The records ::
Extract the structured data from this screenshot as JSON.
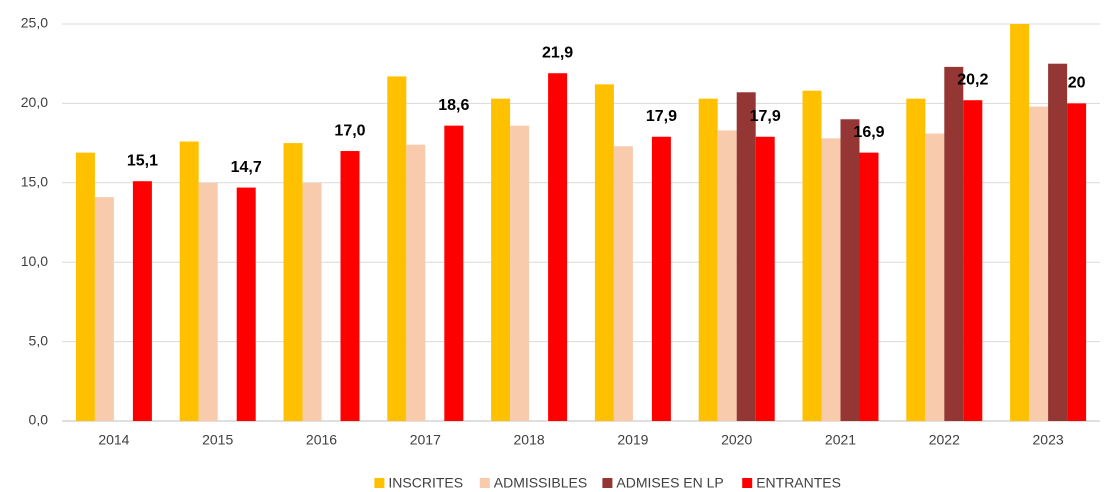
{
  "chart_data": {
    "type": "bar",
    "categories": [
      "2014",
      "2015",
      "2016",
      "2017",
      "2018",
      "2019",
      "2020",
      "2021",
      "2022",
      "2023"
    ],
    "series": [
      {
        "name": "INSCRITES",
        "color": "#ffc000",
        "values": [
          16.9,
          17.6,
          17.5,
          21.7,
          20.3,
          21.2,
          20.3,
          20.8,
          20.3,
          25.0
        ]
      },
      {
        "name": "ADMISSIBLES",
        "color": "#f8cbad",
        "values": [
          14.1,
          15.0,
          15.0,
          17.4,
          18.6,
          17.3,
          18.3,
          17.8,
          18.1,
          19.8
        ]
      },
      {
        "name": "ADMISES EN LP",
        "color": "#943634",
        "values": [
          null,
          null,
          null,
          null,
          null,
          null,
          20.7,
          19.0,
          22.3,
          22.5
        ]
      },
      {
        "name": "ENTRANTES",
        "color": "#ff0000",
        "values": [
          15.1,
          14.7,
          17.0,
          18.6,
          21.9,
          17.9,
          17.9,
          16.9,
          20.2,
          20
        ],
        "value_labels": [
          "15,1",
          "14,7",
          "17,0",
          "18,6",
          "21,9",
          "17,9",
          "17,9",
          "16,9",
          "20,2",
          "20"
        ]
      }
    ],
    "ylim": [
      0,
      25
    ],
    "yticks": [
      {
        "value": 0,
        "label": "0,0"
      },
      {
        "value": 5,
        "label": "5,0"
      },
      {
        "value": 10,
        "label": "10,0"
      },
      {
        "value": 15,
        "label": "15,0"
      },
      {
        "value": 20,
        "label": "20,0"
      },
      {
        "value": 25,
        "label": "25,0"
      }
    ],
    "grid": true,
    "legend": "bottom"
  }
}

Problem to work on :: Pictures don't belong in the copy. Transcribe every record exactly as it appears.

Worked solution ::
Extract the structured data from this screenshot as JSON.
{
  "chart_data": {
    "type": "bar",
    "categories": [
      "2014",
      "2015",
      "2016",
      "2017",
      "2018",
      "2019",
      "2020",
      "2021",
      "2022",
      "2023"
    ],
    "series": [
      {
        "name": "INSCRITES",
        "color": "#ffc000",
        "values": [
          16.9,
          17.6,
          17.5,
          21.7,
          20.3,
          21.2,
          20.3,
          20.8,
          20.3,
          25.0
        ]
      },
      {
        "name": "ADMISSIBLES",
        "color": "#f8cbad",
        "values": [
          14.1,
          15.0,
          15.0,
          17.4,
          18.6,
          17.3,
          18.3,
          17.8,
          18.1,
          19.8
        ]
      },
      {
        "name": "ADMISES EN LP",
        "color": "#943634",
        "values": [
          null,
          null,
          null,
          null,
          null,
          null,
          20.7,
          19.0,
          22.3,
          22.5
        ]
      },
      {
        "name": "ENTRANTES",
        "color": "#ff0000",
        "values": [
          15.1,
          14.7,
          17.0,
          18.6,
          21.9,
          17.9,
          17.9,
          16.9,
          20.2,
          20
        ],
        "value_labels": [
          "15,1",
          "14,7",
          "17,0",
          "18,6",
          "21,9",
          "17,9",
          "17,9",
          "16,9",
          "20,2",
          "20"
        ]
      }
    ],
    "ylim": [
      0,
      25
    ],
    "yticks": [
      {
        "value": 0,
        "label": "0,0"
      },
      {
        "value": 5,
        "label": "5,0"
      },
      {
        "value": 10,
        "label": "10,0"
      },
      {
        "value": 15,
        "label": "15,0"
      },
      {
        "value": 20,
        "label": "20,0"
      },
      {
        "value": 25,
        "label": "25,0"
      }
    ],
    "grid": true,
    "legend": "bottom"
  }
}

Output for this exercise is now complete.